(Data items)
———

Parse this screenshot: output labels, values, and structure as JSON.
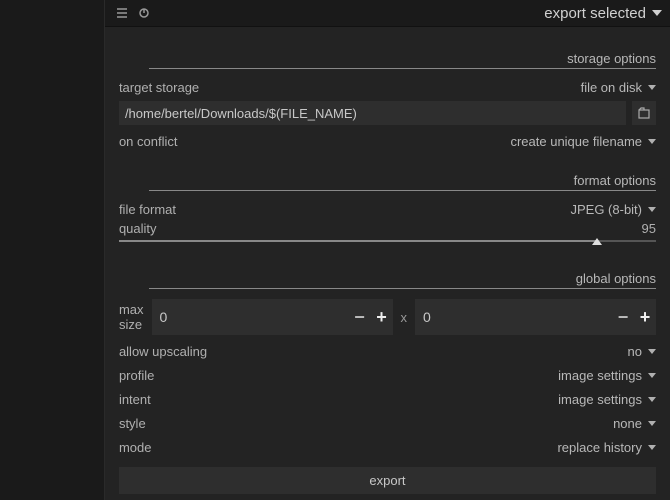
{
  "header": {
    "title": "export selected"
  },
  "sections": {
    "storage": "storage options",
    "format": "format options",
    "global": "global options"
  },
  "storage": {
    "target_label": "target storage",
    "target_value": "file on disk",
    "path": "/home/bertel/Downloads/$(FILE_NAME)",
    "conflict_label": "on conflict",
    "conflict_value": "create unique filename"
  },
  "format": {
    "file_format_label": "file format",
    "file_format_value": "JPEG (8-bit)",
    "quality_label": "quality",
    "quality_value": "95"
  },
  "global": {
    "max_size_label": "max size",
    "width": "0",
    "height": "0",
    "x": "x",
    "minus": "−",
    "plus": "+",
    "upscaling_label": "allow upscaling",
    "upscaling_value": "no",
    "profile_label": "profile",
    "profile_value": "image settings",
    "intent_label": "intent",
    "intent_value": "image settings",
    "style_label": "style",
    "style_value": "none",
    "mode_label": "mode",
    "mode_value": "replace history"
  },
  "export_button": "export"
}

———

**To be done:** Where a line of the data holds "image", show that line.

**Response:**
    "profile_value": "image settings",
    "intent_value": "image settings",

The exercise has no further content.